▶ [What to produce] Print each line exactly as it is given.

[Data excerpts]

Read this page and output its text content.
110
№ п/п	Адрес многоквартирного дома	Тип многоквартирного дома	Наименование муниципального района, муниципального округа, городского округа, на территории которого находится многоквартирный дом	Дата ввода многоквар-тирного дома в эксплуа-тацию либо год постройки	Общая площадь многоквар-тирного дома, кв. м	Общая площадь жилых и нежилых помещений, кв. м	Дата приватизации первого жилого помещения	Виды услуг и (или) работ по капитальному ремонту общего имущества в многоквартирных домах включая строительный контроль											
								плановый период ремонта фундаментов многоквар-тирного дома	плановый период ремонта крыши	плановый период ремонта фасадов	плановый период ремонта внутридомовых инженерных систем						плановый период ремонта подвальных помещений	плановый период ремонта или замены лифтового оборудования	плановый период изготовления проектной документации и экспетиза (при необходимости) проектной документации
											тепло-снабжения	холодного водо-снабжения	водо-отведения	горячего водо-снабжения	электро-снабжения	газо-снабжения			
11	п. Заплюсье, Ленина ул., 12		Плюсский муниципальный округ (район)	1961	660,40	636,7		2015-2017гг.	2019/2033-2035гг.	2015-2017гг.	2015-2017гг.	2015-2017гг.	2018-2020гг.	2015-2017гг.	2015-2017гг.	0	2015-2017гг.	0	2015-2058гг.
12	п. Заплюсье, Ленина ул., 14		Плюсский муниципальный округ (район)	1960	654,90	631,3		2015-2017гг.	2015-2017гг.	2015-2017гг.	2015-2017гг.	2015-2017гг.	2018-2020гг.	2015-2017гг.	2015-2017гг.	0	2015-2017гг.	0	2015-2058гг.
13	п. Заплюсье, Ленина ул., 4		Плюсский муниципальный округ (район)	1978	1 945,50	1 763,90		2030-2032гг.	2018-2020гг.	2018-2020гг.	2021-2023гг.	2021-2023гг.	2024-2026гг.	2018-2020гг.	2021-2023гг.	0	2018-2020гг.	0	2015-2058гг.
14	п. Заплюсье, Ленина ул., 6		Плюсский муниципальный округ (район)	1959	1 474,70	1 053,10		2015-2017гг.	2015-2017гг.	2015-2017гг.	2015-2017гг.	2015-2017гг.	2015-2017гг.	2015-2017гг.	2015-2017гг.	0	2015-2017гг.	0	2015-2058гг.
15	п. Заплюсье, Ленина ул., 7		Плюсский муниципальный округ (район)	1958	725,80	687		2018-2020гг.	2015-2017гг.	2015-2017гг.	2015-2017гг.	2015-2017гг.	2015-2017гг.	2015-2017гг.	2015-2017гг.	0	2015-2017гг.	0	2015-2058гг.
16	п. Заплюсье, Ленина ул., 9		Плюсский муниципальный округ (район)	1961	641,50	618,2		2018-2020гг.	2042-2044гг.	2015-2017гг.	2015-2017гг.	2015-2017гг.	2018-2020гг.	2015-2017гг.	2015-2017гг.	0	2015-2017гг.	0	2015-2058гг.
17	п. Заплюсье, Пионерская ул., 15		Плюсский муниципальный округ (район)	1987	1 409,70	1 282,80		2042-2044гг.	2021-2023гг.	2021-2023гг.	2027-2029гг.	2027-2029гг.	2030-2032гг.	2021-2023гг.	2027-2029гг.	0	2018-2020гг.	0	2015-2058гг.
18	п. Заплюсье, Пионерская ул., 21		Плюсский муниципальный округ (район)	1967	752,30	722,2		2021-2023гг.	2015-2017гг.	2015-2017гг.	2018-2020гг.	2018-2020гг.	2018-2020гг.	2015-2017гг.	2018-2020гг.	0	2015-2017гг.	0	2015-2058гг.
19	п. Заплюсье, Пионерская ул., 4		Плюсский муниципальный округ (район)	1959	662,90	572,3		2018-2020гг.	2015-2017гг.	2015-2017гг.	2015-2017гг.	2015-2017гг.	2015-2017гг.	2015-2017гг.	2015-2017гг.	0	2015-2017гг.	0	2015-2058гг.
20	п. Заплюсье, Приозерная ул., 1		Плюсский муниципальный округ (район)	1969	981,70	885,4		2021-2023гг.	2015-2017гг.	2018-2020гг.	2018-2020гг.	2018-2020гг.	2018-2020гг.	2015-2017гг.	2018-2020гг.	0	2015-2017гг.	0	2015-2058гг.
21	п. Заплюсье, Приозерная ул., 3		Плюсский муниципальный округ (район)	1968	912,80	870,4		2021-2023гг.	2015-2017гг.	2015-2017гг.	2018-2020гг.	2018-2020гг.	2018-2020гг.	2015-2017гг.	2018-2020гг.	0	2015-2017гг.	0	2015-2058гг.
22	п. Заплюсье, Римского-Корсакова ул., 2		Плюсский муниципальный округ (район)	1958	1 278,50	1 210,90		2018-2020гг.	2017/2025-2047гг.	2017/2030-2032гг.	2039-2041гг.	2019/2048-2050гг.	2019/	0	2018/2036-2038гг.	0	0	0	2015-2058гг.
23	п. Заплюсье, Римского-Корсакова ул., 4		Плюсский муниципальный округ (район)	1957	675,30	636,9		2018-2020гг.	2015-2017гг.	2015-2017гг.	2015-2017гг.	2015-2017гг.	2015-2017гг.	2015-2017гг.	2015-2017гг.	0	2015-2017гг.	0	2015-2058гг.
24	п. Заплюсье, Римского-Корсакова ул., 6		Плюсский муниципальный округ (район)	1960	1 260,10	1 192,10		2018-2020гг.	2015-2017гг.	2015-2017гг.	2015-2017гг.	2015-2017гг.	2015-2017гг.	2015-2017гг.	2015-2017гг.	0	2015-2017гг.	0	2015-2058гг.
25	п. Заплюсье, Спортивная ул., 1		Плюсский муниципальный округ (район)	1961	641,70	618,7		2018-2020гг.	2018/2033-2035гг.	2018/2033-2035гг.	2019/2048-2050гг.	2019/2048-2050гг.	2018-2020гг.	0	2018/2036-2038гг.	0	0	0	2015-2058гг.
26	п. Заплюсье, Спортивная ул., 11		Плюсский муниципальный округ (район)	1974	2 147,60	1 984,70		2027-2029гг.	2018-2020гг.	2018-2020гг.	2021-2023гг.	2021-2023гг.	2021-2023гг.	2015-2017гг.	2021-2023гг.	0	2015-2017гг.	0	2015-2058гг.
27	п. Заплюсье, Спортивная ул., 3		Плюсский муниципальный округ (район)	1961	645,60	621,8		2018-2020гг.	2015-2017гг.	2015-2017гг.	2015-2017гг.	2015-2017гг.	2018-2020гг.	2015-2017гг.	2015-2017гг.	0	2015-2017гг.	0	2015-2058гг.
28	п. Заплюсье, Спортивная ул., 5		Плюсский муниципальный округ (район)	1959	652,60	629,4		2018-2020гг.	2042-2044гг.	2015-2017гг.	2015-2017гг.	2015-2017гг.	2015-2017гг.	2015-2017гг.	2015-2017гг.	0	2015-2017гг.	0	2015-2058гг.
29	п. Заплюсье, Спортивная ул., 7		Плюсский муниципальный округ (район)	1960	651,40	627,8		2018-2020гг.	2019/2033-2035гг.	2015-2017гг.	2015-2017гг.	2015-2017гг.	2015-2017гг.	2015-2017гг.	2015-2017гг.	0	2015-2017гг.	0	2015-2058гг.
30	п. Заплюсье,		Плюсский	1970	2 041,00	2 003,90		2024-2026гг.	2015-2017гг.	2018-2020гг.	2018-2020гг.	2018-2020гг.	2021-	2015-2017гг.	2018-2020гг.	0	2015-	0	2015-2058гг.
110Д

▶ [Solution to this problem]
Read this page and output its text content.
110
№ п/п	Адрес многоквартирного дома	Тип многоквартирного дома	Наименование муниципального района, муниципального округа, городского округа, на территории которого находится многоквартирный дом	Дата ввода многоквар-тирного дома в эксплуа-тацию либо год постройки	Общая площадь многоквар-тирного дома, кв. м	Общая площадь жилых и нежилых помещений, кв. м	Дата приватизации первого жилого помещения	Виды услуг и (или) работ по капитальному ремонту общего имущества в многоквартирных домах включая строительный контроль											
								плановый период ремонта фундаментов многоквар-тирного дома	плановый период ремонта крыши	плановый период ремонта фасадов	плановый период ремонта внутридомовых инженерных систем						плановый период ремонта подвальных помещений	плановый период ремонта или замены лифтового оборудования	плановый период изготовления проектной документации и экспетиза (при необходимости) проектной документации
											тепло-снабжения	холодного водо-снабжения	водо-отведения	горячего водо-снабжения	электро-снабжения	газо-снабжения			
11	п. Заплюсье, Ленина ул., 12		Плюсский муниципальный округ (район)	1961	660,40	636,7		2015-2017гг.	2019/2033-2035гг.	2015-2017гг.	2015-2017гг.	2015-2017гг.	2018-2020гг.	2015-2017гг.	2015-2017гг.	0	2015-2017гг.	0	2015-2058гг.
12	п. Заплюсье, Ленина ул., 14		Плюсский муниципальный округ (район)	1960	654,90	631,3		2015-2017гг.	2015-2017гг.	2015-2017гг.	2015-2017гг.	2015-2017гг.	2018-2020гг.	2015-2017гг.	2015-2017гг.	0	2015-2017гг.	0	2015-2058гг.
13	п. Заплюсье, Ленина ул., 4		Плюсский муниципальный округ (район)	1978	1 945,50	1 763,90		2030-2032гг.	2018-2020гг.	2018-2020гг.	2021-2023гг.	2021-2023гг.	2024-2026гг.	2018-2020гг.	2021-2023гг.	0	2018-2020гг.	0	2015-2058гг.
14	п. Заплюсье, Ленина ул., 6		Плюсский муниципальный округ (район)	1959	1 474,70	1 053,10		2015-2017гг.	2015-2017гг.	2015-2017гг.	2015-2017гг.	2015-2017гг.	2015-2017гг.	2015-2017гг.	2015-2017гг.	0	2015-2017гг.	0	2015-2058гг.
15	п. Заплюсье, Ленина ул., 7		Плюсский муниципальный округ (район)	1958	725,80	687		2018-2020гг.	2015-2017гг.	2015-2017гг.	2015-2017гг.	2015-2017гг.	2015-2017гг.	2015-2017гг.	2015-2017гг.	0	2015-2017гг.	0	2015-2058гг.
16	п. Заплюсье, Ленина ул., 9		Плюсский муниципальный округ (район)	1961	641,50	618,2		2018-2020гг.	2042-2044гг.	2015-2017гг.	2015-2017гг.	2015-2017гг.	2018-2020гг.	2015-2017гг.	2015-2017гг.	0	2015-2017гг.	0	2015-2058гг.
17	п. Заплюсье, Пионерская ул., 15		Плюсский муниципальный округ (район)	1987	1 409,70	1 282,80		2042-2044гг.	2021-2023гг.	2021-2023гг.	2027-2029гг.	2027-2029гг.	2030-2032гг.	2021-2023гг.	2027-2029гг.	0	2018-2020гг.	0	2015-2058гг.
18	п. Заплюсье, Пионерская ул., 21		Плюсский муниципальный округ (район)	1967	752,30	722,2		2021-2023гг.	2015-2017гг.	2015-2017гг.	2018-2020гг.	2018-2020гг.	2018-2020гг.	2015-2017гг.	2018-2020гг.	0	2015-2017гг.	0	2015-2058гг.
19	п. Заплюсье, Пионерская ул., 4		Плюсский муниципальный округ (район)	1959	662,90	572,3		2018-2020гг.	2015-2017гг.	2015-2017гг.	2015-2017гг.	2015-2017гг.	2015-2017гг.	2015-2017гг.	2015-2017гг.	0	2015-2017гг.	0	2015-2058гг.
20	п. Заплюсье, Приозерная ул., 1		Плюсский муниципальный округ (район)	1969	981,70	885,4		2021-2023гг.	2015-2017гг.	2018-2020гг.	2018-2020гг.	2018-2020гг.	2018-2020гг.	2015-2017гг.	2018-2020гг.	0	2015-2017гг.	0	2015-2058гг.
21	п. Заплюсье, Приозерная ул., 3		Плюсский муниципальный округ (район)	1968	912,80	870,4		2021-2023гг.	2015-2017гг.	2015-2017гг.	2018-2020гг.	2018-2020гг.	2018-2020гг.	2015-2017гг.	2018-2020гг.	0	2015-2017гг.	0	2015-2058гг.
22	п. Заплюсье, Римского-Корсакова ул., 2		Плюсский муниципальный округ (район)	1958	1 278,50	1 210,90		2018-2020гг.	2017/2025-2047гг.	2017/2030-2032гг.	2039-2041гг.	2019/2048-2050гг.	2019/	0	2018/2036-2038гг.	0	0	0	2015-2058гг.
23	п. Заплюсье, Римского-Корсакова ул., 4		Плюсский муниципальный округ (район)	1957	675,30	636,9		2018-2020гг.	2015-2017гг.	2015-2017гг.	2015-2017гг.	2015-2017гг.	2015-2017гг.	2015-2017гг.	2015-2017гг.	0	2015-2017гг.	0	2015-2058гг.
24	п. Заплюсье, Римского-Корсакова ул., 6		Плюсский муниципальный округ (район)	1960	1 260,10	1 192,10		2018-2020гг.	2015-2017гг.	2015-2017гг.	2015-2017гг.	2015-2017гг.	2015-2017гг.	2015-2017гг.	2015-2017гг.	0	2015-2017гг.	0	2015-2058гг.
25	п. Заплюсье, Спортивная ул., 1		Плюсский муниципальный округ (район)	1961	641,70	618,7		2018-2020гг.	2018/2033-2035гг.	2018/2033-2035гг.	2019/2048-2050гг.	2019/2048-2050гг.	2018-2020гг.	0	2018/2036-2038гг.	0	0	0	2015-2058гг.
26	п. Заплюсье, Спортивная ул., 11		Плюсский муниципальный округ (район)	1974	2 147,60	1 984,70		2027-2029гг.	2018-2020гг.	2018-2020гг.	2021-2023гг.	2021-2023гг.	2021-2023гг.	2015-2017гг.	2021-2023гг.	0	2015-2017гг.	0	2015-2058гг.
27	п. Заплюсье, Спортивная ул., 3		Плюсский муниципальный округ (район)	1961	645,60	621,8		2018-2020гг.	2015-2017гг.	2015-2017гг.	2015-2017гг.	2015-2017гг.	2018-2020гг.	2015-2017гг.	2015-2017гг.	0	2015-2017гг.	0	2015-2058гг.
28	п. Заплюсье, Спортивная ул., 5		Плюсский муниципальный округ (район)	1959	652,60	629,4		2018-2020гг.	2042-2044гг.	2015-2017гг.	2015-2017гг.	2015-2017гг.	2015-2017гг.	2015-2017гг.	2015-2017гг.	0	2015-2017гг.	0	2015-2058гг.
29	п. Заплюсье, Спортивная ул., 7		Плюсский муниципальный округ (район)	1960	651,40	627,8		2018-2020гг.	2019/2033-2035гг.	2015-2017гг.	2015-2017гг.	2015-2017гг.	2015-2017гг.	2015-2017гг.	2015-2017гг.	0	2015-2017гг.	0	2015-2058гг.
30	п. Заплюсье,		Плюсский	1970	2 041,00	2 003,90		2024-2026гг.	2015-2017гг.	2018-2020гг.	2018-2020гг.	2018-2020гг.	2021-	2015-2017гг.	2018-2020гг.	0	2015-	0	2015-2058гг.
110Д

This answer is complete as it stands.